In the records below, pick out all lines containing the word "screenshot".

Dataset records on visual material

--------

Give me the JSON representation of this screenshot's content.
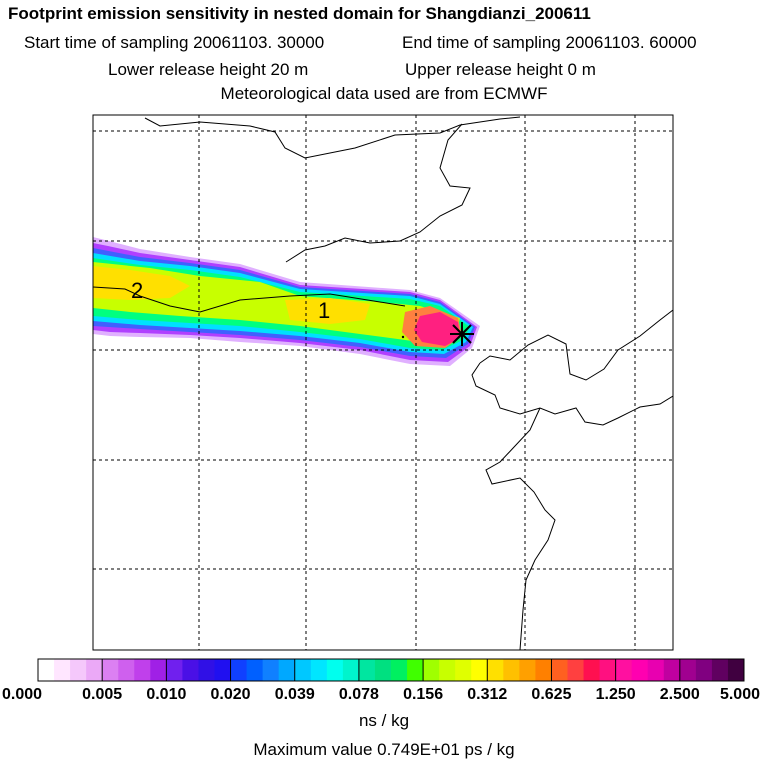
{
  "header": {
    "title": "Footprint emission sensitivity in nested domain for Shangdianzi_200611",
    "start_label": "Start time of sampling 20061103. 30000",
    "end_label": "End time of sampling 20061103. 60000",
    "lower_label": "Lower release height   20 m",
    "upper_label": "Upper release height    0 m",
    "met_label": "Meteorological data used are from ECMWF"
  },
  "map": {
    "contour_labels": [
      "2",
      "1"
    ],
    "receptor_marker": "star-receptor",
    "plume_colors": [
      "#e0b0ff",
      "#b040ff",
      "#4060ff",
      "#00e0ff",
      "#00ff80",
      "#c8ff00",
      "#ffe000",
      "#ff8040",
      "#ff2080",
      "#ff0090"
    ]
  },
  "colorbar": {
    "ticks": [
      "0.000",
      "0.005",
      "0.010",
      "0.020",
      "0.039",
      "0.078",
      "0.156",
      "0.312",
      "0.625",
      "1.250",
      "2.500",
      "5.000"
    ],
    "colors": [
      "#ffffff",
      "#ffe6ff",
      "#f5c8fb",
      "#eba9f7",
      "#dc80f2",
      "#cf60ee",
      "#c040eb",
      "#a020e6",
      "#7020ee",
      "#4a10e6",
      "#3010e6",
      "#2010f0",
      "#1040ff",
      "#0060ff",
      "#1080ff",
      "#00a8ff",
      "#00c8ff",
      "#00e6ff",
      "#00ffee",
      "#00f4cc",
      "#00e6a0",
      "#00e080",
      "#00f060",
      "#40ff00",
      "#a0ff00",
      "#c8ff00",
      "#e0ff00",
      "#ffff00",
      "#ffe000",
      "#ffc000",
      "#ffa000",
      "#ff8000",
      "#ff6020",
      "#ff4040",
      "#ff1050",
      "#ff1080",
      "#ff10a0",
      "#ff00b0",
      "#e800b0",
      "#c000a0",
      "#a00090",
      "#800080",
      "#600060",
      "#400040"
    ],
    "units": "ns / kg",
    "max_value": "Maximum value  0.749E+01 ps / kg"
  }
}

--------

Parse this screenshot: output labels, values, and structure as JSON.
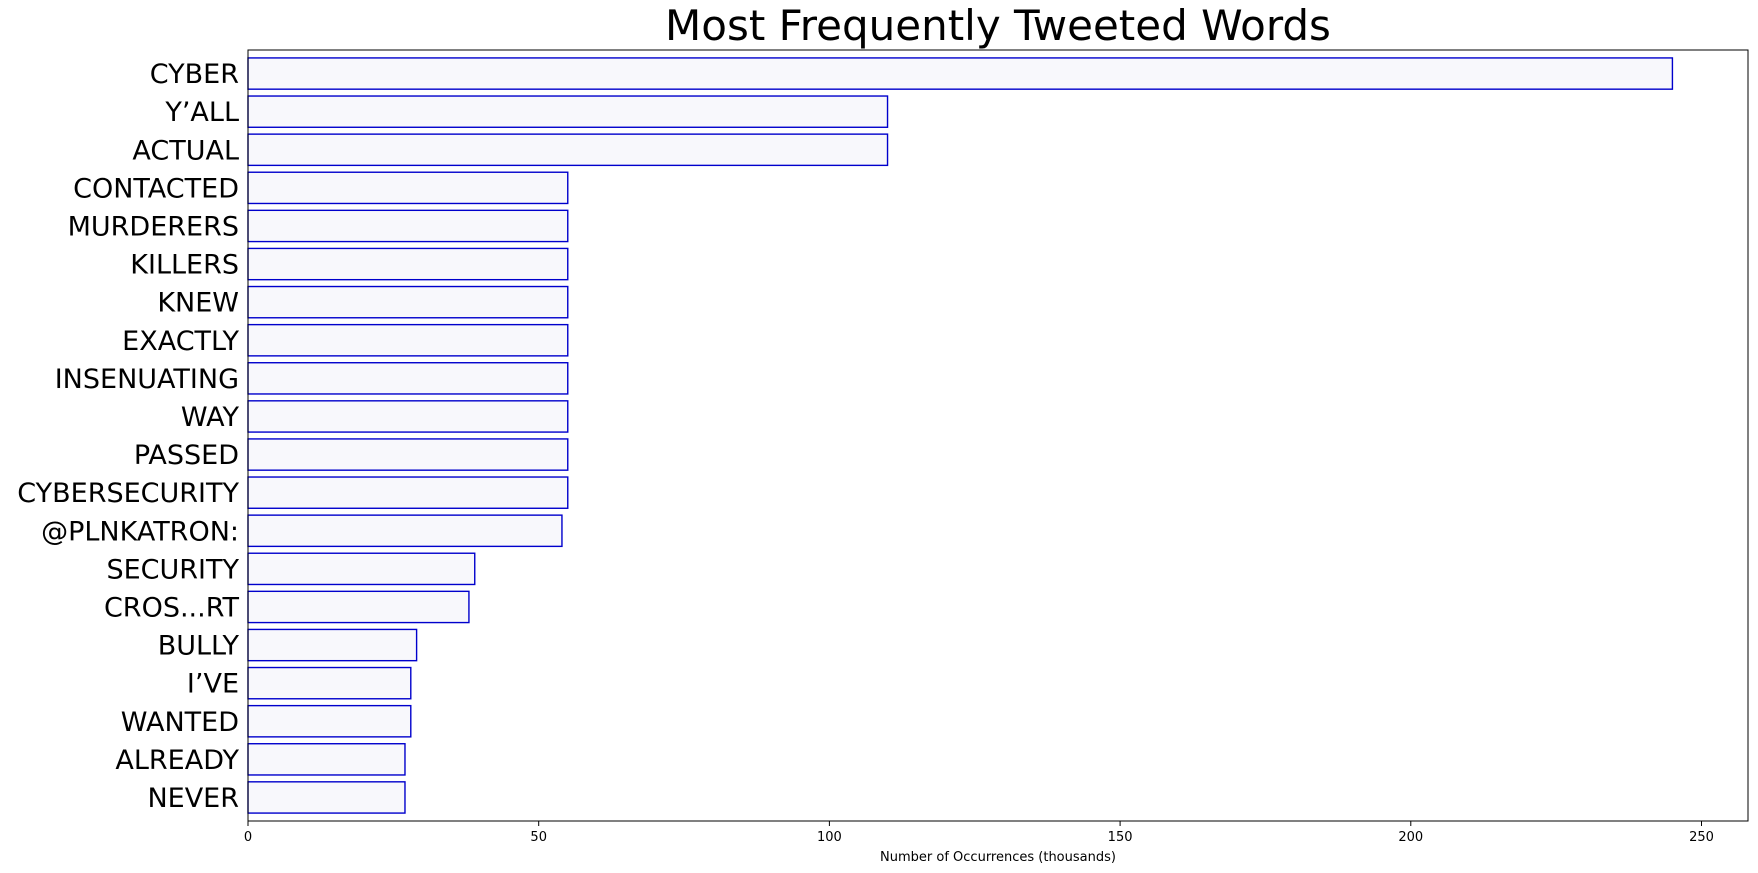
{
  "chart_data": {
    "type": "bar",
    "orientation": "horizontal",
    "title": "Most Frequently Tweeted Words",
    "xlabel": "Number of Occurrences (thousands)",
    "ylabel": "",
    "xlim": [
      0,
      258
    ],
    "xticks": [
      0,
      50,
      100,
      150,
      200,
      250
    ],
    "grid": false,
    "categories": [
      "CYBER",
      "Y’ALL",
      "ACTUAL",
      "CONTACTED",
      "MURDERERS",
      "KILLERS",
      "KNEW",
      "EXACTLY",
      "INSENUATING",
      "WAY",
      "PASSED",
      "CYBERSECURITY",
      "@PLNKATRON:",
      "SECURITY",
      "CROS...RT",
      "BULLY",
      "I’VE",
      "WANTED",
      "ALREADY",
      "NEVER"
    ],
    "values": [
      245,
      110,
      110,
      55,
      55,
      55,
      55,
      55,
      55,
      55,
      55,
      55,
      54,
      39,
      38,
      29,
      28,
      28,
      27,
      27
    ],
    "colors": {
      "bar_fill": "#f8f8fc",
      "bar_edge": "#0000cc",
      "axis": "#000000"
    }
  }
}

--------

- [Answer in full]
Give me the JSON representation of this screenshot's content.
Parse this screenshot: output labels, values, and structure as JSON.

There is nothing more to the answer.